Lines containing the word "JSON" should be extracted in full.

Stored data

•••

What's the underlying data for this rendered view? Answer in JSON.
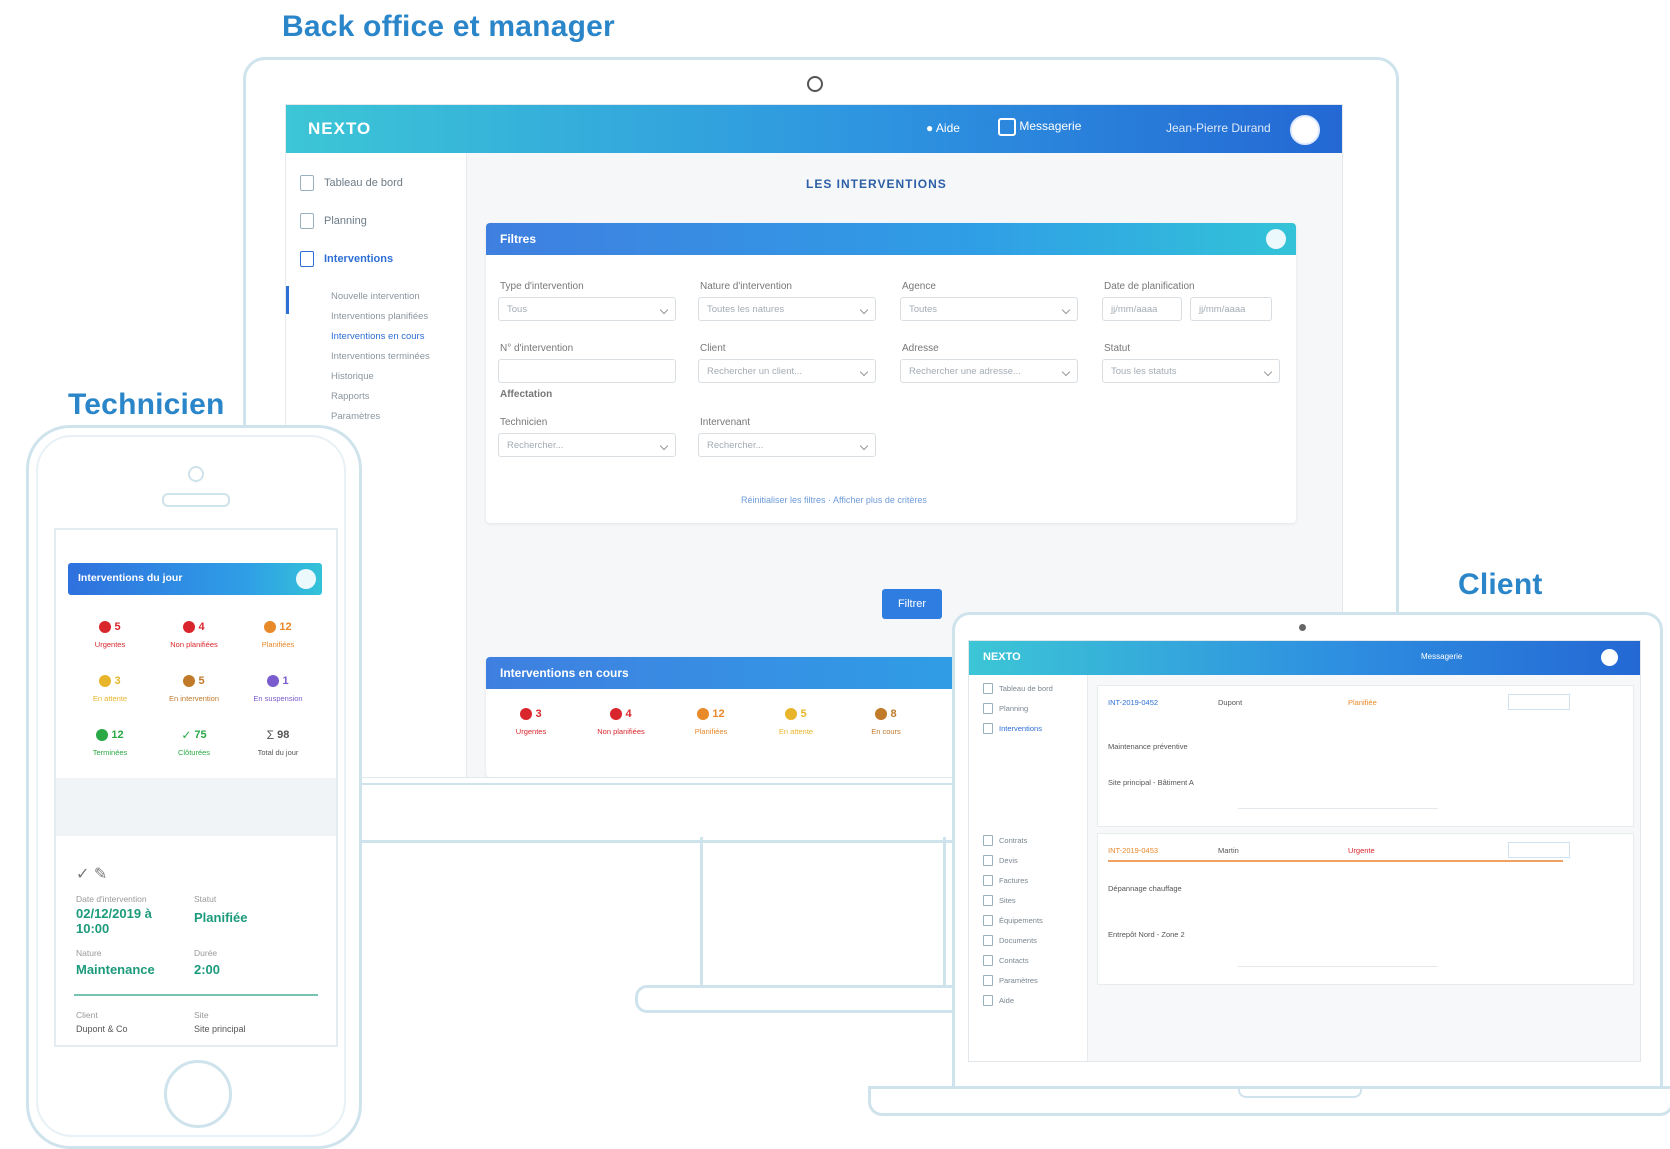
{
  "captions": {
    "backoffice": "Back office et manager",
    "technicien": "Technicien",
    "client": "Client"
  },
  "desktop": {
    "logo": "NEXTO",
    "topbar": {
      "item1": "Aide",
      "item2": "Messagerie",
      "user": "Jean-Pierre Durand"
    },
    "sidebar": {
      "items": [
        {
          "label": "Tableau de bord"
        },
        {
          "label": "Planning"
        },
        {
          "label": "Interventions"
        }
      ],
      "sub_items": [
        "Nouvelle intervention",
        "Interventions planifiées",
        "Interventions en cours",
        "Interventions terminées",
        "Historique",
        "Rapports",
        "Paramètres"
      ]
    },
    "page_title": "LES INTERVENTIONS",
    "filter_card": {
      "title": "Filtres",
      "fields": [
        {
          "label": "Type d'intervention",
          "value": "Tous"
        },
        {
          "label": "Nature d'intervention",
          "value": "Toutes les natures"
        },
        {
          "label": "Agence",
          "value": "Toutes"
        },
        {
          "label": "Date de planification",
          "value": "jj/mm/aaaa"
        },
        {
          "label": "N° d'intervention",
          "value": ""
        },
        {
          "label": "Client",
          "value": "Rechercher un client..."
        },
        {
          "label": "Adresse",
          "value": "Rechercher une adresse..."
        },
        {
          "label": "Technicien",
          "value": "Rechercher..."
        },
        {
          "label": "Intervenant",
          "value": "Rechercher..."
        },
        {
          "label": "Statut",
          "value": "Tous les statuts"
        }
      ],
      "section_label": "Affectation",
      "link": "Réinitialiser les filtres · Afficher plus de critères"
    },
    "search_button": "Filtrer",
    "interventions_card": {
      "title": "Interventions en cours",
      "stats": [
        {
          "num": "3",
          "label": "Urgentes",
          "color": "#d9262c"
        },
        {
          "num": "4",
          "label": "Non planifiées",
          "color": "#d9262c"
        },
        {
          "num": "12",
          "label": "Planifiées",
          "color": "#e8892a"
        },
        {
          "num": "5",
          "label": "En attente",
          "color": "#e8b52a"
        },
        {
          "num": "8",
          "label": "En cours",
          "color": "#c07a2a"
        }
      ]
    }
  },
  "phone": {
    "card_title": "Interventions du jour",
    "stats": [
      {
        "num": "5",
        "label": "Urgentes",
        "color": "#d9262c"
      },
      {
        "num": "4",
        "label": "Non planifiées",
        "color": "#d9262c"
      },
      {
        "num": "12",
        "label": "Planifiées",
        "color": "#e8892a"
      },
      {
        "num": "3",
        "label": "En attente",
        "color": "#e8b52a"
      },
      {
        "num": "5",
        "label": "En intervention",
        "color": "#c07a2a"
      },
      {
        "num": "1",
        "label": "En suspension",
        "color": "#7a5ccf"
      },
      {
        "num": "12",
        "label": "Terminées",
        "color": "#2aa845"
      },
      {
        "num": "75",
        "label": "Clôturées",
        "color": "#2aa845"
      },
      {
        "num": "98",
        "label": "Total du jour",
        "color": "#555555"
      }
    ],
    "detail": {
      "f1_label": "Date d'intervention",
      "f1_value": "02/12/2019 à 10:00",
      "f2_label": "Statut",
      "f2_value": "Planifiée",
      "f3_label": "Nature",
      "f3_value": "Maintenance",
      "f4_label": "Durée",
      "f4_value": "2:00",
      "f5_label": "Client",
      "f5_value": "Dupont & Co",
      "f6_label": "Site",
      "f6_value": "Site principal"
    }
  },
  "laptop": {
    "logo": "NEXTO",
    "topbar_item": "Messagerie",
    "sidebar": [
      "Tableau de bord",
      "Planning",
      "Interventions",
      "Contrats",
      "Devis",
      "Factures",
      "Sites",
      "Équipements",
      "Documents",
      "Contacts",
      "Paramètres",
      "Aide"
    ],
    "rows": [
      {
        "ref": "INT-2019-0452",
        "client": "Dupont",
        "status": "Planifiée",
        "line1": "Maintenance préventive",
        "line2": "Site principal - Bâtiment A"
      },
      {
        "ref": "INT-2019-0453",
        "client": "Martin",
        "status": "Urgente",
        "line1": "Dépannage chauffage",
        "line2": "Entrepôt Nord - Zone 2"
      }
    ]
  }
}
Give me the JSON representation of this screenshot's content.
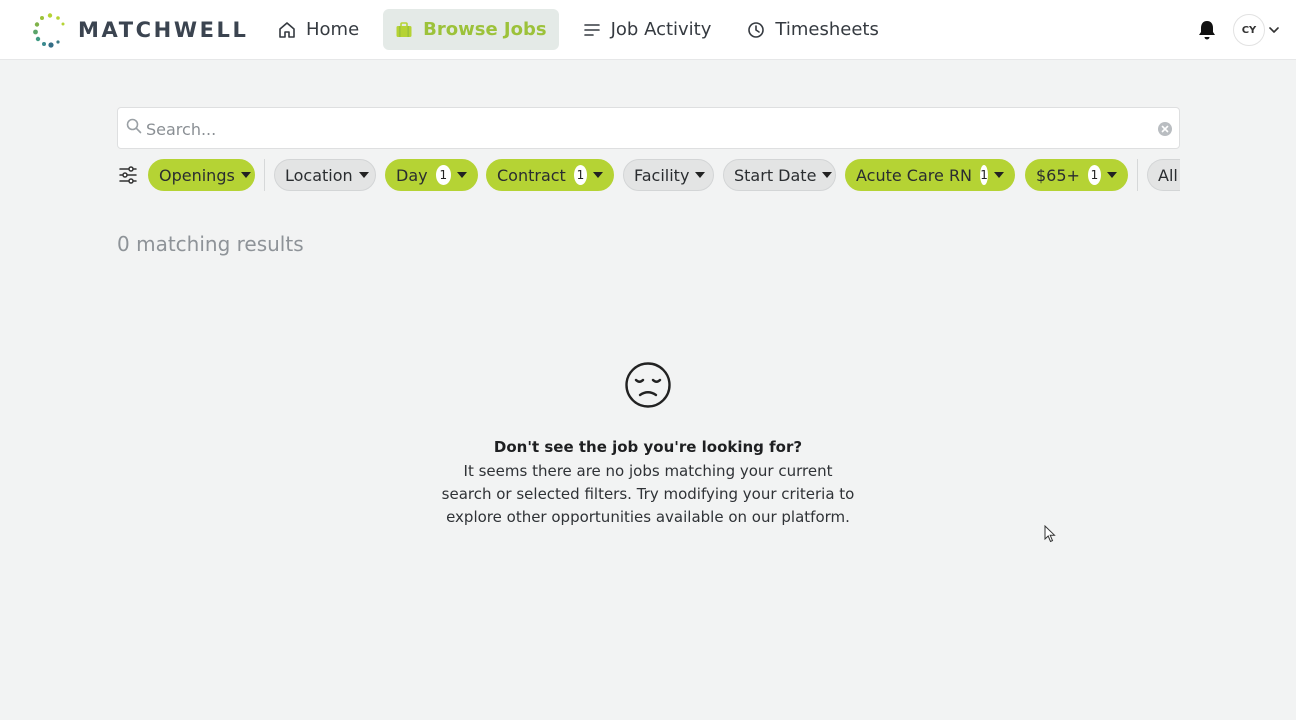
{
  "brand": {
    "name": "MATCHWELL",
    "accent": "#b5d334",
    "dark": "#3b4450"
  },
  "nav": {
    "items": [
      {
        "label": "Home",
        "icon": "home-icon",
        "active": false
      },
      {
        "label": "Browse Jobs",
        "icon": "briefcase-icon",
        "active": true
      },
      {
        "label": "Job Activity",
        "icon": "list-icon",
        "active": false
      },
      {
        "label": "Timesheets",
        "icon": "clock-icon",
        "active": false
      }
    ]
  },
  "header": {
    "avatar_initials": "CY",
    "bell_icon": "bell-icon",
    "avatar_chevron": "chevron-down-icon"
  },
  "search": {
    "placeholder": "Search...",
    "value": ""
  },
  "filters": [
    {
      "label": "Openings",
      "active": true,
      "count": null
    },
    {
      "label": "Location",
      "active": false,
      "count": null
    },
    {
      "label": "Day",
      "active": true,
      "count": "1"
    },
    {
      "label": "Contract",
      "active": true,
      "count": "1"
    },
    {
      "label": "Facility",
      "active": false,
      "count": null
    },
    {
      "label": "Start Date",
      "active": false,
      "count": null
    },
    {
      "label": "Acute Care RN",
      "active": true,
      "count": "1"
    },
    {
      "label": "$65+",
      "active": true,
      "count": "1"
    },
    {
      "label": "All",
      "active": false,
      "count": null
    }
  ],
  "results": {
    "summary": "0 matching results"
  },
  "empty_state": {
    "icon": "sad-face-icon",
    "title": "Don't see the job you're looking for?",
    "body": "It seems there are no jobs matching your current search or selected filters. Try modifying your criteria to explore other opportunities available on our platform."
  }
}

•••

Completed exercise:
What's the underlying data for this rendered view? Answer in JSON.
Give me the JSON representation of this screenshot's content.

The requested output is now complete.